● Data excerpts:
>>>>>

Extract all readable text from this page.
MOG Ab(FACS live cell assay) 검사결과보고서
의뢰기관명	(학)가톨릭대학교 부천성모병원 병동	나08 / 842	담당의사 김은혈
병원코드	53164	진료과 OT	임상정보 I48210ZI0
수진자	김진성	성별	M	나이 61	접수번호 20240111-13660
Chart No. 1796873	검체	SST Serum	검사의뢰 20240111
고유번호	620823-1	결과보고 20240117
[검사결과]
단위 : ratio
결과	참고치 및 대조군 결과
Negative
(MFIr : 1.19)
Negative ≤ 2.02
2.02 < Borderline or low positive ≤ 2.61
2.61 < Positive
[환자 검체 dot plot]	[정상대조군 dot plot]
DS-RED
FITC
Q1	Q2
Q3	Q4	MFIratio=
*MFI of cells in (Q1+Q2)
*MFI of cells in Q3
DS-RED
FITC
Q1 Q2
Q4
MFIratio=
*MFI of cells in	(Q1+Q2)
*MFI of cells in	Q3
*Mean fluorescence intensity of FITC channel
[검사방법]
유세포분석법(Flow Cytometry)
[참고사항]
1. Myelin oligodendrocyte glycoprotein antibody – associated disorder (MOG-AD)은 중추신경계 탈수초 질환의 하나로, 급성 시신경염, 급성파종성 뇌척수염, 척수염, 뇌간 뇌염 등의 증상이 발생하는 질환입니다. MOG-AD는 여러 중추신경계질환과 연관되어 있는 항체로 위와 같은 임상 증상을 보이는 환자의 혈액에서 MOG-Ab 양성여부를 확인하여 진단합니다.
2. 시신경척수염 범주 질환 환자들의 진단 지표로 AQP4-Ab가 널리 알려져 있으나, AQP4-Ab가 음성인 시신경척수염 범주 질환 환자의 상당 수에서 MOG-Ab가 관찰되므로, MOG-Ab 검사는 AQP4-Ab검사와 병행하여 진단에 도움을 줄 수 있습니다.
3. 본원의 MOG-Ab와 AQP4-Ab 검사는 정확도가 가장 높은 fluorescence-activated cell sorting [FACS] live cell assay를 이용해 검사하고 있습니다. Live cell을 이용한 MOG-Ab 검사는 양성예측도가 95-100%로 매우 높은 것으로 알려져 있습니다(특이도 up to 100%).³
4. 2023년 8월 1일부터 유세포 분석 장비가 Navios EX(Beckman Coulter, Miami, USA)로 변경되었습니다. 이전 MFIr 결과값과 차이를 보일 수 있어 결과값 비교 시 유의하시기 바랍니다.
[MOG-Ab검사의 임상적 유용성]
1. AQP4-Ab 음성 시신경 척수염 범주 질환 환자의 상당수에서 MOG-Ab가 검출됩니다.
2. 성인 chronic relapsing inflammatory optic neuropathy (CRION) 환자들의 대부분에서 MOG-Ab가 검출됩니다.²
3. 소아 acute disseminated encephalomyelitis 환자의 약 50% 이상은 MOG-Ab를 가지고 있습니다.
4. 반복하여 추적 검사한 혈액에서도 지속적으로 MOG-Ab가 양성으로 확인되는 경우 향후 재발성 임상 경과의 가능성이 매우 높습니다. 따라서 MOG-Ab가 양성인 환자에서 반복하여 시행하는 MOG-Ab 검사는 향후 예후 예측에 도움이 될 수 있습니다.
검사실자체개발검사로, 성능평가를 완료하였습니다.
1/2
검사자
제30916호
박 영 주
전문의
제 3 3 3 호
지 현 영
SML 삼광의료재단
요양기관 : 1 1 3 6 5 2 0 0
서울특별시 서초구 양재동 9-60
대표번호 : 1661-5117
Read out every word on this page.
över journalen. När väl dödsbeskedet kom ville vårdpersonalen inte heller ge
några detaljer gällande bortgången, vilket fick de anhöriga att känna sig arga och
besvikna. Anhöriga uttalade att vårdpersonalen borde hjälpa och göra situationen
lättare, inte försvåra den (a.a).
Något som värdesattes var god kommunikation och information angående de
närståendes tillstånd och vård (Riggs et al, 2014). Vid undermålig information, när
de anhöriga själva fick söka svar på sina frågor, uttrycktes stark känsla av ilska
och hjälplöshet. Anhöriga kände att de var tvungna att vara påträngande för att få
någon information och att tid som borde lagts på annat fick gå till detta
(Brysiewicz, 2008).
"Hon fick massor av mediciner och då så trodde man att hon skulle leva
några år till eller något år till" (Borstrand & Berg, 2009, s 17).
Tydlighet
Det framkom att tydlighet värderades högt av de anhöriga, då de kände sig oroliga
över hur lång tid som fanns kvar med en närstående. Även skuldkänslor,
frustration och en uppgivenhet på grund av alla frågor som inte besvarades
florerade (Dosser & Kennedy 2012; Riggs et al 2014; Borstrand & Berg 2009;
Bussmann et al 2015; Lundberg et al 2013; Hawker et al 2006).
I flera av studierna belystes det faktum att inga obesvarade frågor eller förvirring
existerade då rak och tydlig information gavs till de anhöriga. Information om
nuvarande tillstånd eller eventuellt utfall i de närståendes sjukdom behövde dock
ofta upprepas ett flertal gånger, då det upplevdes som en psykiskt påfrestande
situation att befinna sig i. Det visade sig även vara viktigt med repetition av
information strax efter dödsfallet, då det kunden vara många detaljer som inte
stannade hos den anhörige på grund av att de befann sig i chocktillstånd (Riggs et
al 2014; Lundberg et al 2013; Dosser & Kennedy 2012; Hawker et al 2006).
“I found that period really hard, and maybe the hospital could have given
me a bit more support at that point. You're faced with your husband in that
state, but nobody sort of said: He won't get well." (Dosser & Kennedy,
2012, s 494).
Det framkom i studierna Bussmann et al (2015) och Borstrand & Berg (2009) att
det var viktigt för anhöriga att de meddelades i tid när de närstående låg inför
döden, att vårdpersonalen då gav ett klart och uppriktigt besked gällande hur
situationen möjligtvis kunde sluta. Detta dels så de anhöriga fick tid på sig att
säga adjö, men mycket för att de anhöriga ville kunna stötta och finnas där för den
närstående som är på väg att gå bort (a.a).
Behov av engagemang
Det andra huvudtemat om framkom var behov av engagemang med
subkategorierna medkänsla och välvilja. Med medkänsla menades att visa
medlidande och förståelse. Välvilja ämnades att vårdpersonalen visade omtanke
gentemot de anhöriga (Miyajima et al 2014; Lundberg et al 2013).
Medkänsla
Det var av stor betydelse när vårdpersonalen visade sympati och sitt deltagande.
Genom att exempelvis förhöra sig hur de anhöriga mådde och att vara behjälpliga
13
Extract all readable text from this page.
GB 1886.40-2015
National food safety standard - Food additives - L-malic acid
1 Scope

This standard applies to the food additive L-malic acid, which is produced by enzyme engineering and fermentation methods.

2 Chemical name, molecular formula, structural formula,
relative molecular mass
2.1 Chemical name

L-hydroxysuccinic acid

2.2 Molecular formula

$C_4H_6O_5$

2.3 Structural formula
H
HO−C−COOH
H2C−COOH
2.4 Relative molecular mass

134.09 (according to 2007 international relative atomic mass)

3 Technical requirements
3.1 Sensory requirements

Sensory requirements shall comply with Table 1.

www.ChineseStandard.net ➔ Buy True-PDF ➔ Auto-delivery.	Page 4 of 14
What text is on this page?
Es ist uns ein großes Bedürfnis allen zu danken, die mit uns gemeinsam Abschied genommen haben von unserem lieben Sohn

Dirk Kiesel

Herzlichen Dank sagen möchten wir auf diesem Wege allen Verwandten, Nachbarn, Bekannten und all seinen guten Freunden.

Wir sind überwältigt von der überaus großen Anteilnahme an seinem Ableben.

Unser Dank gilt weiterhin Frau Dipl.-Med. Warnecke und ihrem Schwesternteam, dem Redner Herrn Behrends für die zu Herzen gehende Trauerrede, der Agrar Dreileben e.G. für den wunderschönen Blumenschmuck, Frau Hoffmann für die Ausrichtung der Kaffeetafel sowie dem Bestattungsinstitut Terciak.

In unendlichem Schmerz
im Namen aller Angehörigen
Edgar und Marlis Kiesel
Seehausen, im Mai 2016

<<<<<

● Task details: Take from the material every line that holds "Riggs".

● Solution:
närståendes tillstånd och vård (Riggs et al, 2014). Vid undermålig information, när
florerade (Dosser & Kennedy 2012; Riggs et al 2014; Borstrand & Berg 2009;
stannade hos den anhörige på grund av att de befann sig i chocktillstånd (Riggs et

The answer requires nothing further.